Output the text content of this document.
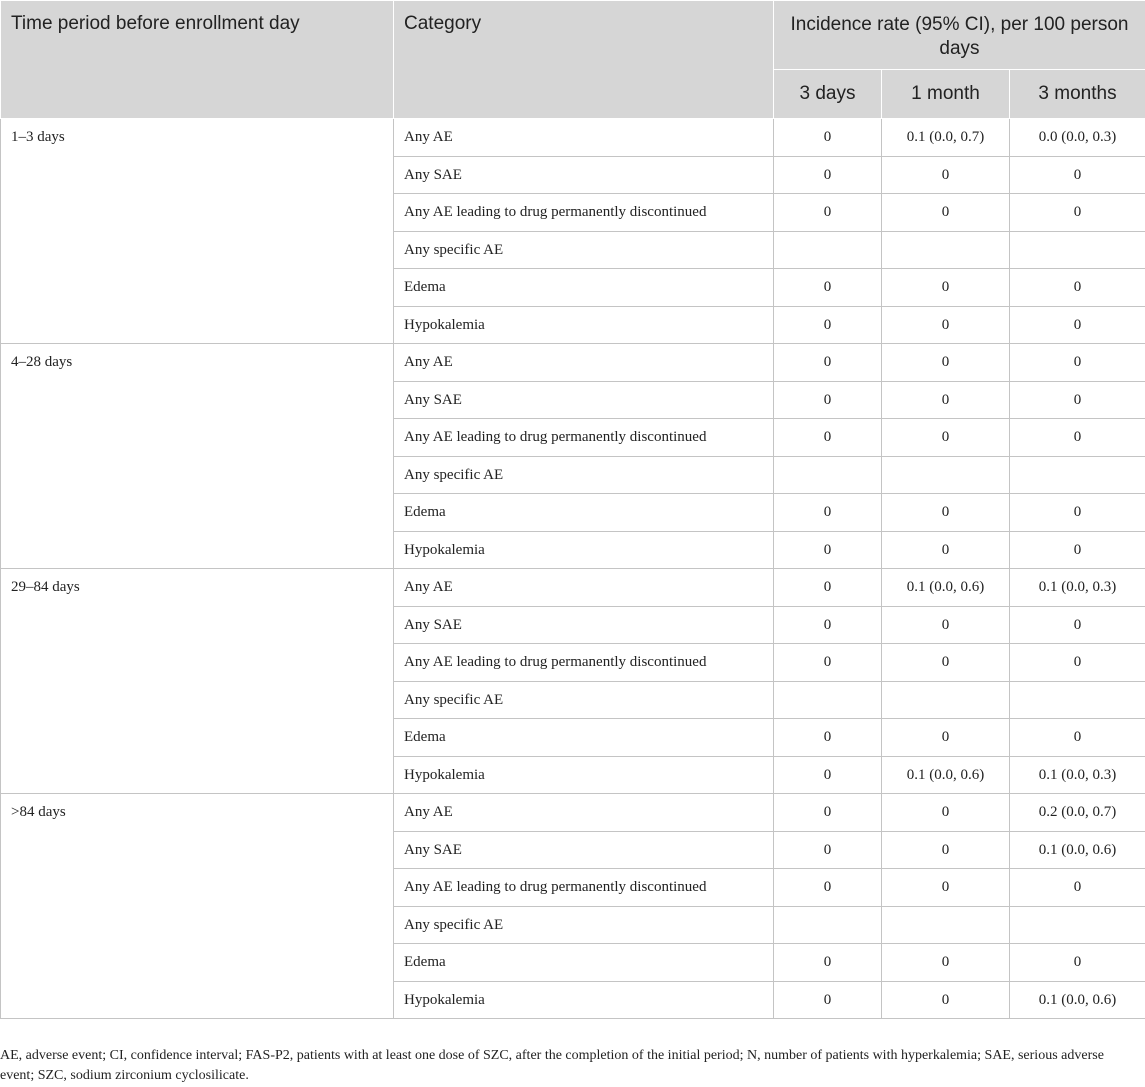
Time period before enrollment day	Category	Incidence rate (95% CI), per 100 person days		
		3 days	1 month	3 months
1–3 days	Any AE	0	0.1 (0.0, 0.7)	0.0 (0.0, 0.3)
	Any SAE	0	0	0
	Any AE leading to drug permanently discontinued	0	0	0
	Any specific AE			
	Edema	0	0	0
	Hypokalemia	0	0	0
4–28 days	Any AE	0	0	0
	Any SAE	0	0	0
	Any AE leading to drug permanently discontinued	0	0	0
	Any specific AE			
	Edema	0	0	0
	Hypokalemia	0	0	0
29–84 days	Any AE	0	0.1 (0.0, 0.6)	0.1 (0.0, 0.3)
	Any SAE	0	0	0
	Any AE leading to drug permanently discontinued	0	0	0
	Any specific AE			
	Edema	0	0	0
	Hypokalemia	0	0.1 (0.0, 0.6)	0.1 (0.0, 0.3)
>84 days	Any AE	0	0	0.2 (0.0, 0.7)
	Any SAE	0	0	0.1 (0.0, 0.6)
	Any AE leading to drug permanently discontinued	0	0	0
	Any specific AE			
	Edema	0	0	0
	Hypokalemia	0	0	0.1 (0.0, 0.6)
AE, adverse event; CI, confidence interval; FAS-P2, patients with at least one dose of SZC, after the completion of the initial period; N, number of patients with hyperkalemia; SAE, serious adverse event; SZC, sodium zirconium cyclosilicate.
====================
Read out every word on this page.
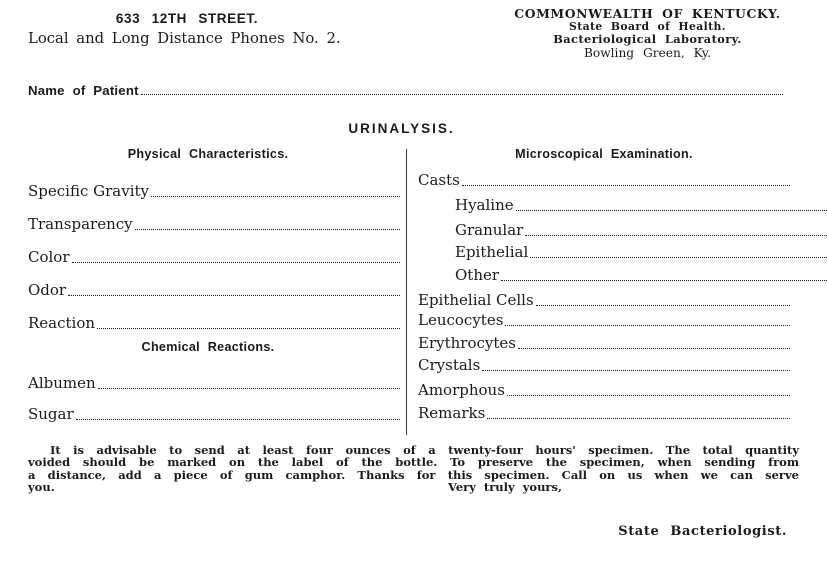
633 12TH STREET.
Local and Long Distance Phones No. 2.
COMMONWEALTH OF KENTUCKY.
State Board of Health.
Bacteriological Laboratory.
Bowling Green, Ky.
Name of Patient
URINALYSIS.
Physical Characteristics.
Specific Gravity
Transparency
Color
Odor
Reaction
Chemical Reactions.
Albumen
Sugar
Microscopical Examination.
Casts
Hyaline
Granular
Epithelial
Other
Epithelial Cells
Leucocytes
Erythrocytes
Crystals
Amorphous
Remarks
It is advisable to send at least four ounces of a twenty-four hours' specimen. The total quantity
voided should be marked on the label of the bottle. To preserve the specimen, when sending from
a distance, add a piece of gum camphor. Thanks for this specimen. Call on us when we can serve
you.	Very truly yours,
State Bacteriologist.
====================
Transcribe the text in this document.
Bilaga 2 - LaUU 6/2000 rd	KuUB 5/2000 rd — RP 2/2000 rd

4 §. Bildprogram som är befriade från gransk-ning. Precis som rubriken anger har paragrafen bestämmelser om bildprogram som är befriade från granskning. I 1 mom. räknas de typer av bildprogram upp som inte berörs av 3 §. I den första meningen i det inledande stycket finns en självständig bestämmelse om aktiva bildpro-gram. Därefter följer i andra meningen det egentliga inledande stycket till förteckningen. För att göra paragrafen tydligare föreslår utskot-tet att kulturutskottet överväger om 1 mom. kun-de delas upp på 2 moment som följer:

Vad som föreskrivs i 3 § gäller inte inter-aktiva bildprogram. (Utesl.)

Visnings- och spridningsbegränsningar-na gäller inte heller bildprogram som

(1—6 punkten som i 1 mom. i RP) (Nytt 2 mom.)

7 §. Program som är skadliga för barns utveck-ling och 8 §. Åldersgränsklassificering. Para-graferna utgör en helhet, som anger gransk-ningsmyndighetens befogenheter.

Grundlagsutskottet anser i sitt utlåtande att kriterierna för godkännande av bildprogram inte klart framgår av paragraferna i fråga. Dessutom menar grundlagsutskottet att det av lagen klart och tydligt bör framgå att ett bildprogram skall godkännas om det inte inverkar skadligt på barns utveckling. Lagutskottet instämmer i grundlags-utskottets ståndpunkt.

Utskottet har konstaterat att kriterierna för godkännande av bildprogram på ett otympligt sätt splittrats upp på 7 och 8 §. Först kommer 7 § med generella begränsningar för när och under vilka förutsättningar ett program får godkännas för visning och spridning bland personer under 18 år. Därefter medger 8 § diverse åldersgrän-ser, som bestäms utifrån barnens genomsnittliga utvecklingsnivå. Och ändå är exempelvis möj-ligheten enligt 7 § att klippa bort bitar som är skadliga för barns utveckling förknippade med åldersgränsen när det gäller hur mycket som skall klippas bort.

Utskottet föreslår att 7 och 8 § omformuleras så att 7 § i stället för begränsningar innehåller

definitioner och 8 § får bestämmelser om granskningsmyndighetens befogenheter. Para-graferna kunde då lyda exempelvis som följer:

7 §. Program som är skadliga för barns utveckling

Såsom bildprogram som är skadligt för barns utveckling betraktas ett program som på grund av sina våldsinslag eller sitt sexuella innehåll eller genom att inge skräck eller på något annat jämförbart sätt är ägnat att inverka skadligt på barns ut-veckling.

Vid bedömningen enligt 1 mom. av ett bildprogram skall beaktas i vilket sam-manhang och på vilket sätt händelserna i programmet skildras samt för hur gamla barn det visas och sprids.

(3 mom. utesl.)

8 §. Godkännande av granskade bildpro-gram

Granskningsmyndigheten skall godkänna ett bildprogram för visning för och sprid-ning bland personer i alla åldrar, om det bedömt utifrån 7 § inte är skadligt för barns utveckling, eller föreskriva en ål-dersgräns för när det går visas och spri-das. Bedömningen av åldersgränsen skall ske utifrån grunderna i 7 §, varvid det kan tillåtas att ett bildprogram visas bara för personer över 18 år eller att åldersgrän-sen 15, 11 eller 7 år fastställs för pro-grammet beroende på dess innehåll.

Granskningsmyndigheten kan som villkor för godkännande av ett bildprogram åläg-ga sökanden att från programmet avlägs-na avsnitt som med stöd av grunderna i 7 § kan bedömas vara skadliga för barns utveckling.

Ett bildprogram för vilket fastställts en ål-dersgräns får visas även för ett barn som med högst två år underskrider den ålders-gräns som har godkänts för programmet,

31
====================
WORK REQUIRED:
What lines of the listing above hold "document"? Copy all of them.

THE COMPLETED TASK:
Output the text content of this document.
Transcribe the text in this document.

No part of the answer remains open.